SHORT PROBLEM: Collect each line holding the string "Adjacent".

(Data entries)
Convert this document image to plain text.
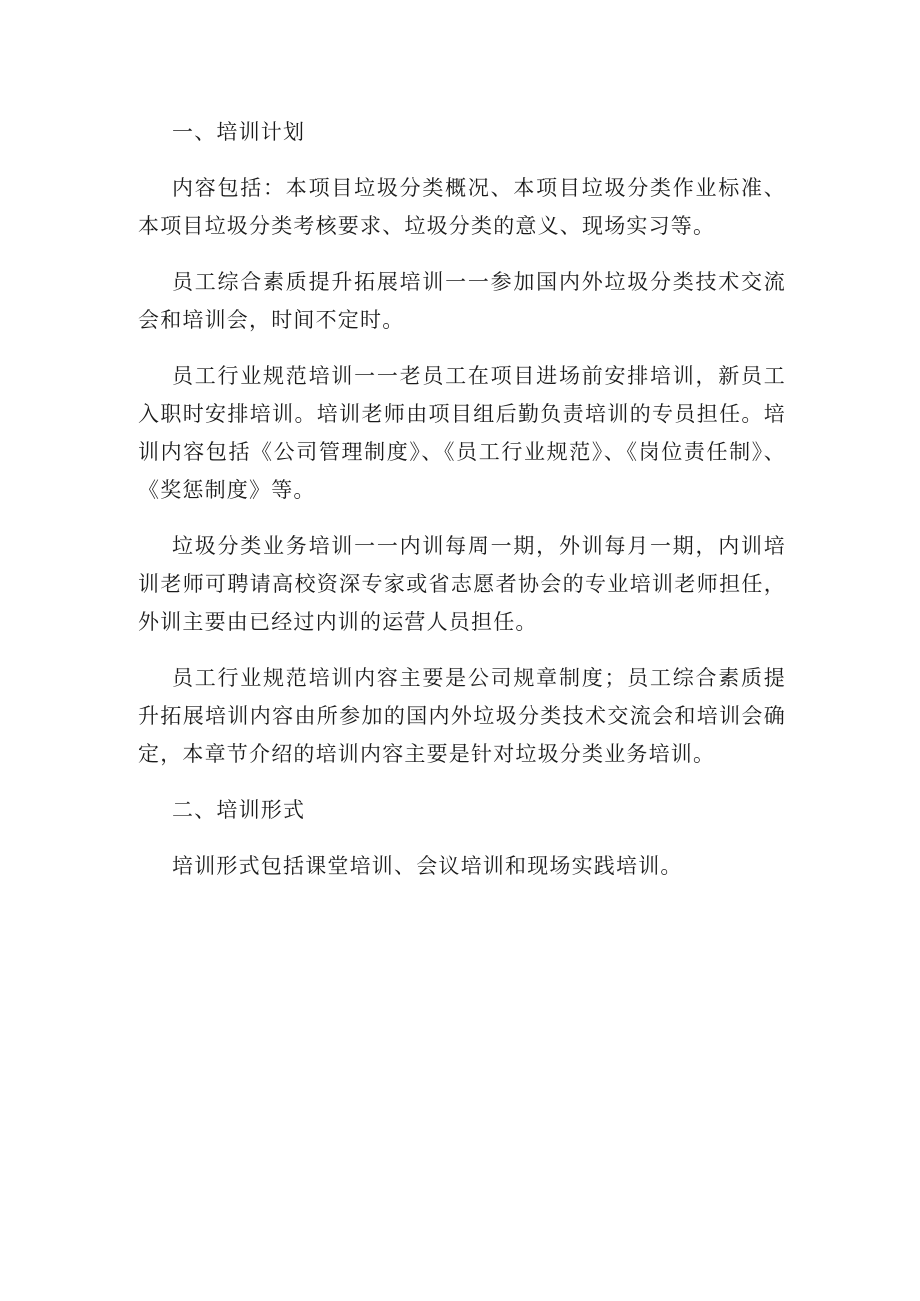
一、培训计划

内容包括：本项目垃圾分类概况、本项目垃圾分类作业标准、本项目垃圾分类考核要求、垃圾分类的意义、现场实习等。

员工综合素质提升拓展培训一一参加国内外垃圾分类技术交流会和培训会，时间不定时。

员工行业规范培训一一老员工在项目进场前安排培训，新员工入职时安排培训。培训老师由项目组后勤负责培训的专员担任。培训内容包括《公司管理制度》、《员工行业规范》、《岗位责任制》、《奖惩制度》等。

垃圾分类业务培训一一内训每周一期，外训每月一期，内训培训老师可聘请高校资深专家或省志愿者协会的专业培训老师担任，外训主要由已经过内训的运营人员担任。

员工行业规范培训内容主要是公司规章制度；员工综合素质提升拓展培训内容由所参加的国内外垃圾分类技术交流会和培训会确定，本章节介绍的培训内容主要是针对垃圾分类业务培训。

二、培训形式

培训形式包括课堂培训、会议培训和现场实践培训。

...

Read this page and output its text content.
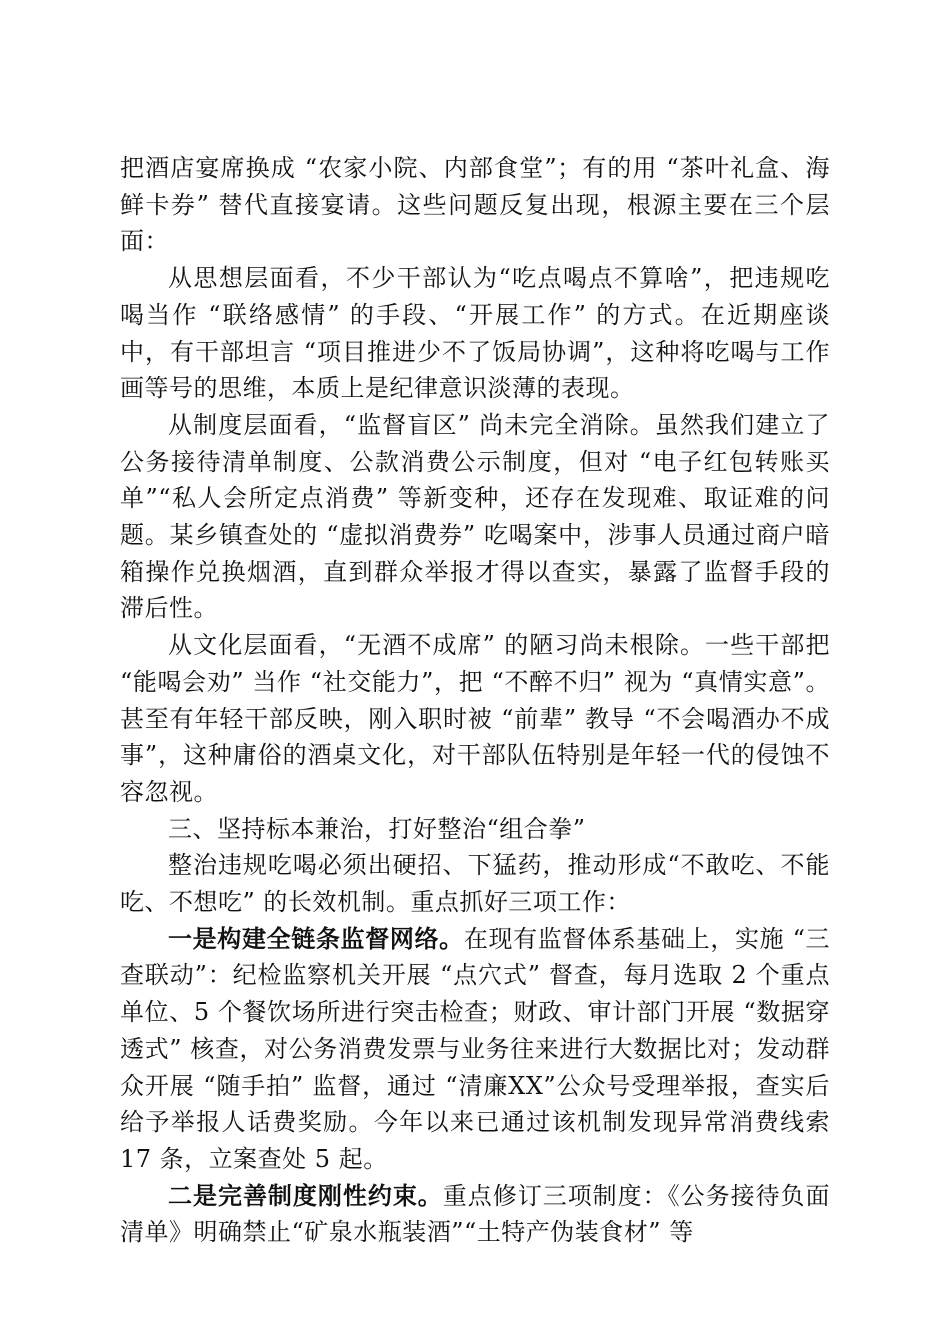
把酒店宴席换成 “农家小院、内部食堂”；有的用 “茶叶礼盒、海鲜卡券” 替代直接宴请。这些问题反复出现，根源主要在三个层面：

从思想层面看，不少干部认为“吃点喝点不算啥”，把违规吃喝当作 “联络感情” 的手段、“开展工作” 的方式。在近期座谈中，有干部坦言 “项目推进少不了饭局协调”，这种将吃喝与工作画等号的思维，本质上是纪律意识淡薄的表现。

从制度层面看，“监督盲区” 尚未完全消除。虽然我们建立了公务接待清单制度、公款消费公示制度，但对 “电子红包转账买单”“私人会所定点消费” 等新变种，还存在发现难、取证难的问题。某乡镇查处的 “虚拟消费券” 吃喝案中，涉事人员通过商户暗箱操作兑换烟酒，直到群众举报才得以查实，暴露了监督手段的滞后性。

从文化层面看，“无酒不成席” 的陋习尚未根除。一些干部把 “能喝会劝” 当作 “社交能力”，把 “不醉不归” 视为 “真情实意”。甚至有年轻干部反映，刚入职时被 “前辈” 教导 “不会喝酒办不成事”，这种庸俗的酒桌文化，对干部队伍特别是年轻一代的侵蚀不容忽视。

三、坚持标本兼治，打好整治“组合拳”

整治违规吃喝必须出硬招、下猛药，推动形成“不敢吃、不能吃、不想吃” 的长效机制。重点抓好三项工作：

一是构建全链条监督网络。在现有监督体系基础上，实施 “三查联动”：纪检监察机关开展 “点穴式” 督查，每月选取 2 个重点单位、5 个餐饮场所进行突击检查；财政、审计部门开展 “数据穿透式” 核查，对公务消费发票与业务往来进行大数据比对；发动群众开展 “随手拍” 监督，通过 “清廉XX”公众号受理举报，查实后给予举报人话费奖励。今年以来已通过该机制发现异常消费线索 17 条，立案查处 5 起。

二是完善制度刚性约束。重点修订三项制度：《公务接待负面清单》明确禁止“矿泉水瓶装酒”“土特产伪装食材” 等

...

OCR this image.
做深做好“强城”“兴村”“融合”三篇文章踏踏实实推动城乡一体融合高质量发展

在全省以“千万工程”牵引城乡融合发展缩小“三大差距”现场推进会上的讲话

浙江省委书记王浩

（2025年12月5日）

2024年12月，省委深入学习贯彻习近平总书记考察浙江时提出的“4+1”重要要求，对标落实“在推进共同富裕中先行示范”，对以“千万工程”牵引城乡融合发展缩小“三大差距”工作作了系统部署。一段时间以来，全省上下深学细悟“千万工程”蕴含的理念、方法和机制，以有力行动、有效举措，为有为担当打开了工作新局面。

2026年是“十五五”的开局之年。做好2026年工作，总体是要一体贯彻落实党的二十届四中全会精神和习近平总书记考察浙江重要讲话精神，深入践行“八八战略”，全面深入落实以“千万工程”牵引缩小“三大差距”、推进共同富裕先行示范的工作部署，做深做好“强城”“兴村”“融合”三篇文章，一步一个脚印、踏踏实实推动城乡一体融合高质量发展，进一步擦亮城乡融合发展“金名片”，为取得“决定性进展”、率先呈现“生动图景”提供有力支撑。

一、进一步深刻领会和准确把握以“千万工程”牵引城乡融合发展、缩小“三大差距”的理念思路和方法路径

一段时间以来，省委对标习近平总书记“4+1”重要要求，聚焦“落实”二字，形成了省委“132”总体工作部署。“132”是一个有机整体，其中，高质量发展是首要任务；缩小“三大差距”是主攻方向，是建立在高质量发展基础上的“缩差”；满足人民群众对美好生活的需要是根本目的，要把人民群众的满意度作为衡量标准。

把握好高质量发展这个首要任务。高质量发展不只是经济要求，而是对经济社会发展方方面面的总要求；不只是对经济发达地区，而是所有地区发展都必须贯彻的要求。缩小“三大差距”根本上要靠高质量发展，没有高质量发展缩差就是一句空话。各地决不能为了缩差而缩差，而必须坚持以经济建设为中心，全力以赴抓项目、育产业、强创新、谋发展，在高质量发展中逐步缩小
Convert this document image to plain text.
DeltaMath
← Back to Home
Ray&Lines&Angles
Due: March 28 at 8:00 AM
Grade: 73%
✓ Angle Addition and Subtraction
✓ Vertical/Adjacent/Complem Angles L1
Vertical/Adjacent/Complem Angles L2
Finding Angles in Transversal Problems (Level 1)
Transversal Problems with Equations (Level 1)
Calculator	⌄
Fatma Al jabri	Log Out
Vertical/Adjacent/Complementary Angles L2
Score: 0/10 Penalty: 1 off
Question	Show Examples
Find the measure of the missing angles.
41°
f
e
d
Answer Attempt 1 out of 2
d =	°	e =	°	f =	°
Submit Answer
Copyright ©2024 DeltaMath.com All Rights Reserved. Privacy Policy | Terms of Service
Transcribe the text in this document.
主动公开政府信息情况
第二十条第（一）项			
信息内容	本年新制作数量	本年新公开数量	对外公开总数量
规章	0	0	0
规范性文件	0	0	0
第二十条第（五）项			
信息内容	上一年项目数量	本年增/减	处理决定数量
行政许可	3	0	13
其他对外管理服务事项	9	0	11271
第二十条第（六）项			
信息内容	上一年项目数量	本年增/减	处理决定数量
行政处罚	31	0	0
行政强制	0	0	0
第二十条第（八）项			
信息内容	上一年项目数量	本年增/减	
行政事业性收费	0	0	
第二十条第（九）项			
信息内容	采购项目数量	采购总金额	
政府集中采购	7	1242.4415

CORRECT ANSWER:
✓ Vertical/Adjacent/Complem Angles L1
Vertical/Adjacent/Complem Angles L2
Vertical/Adjacent/Complementary Angles L2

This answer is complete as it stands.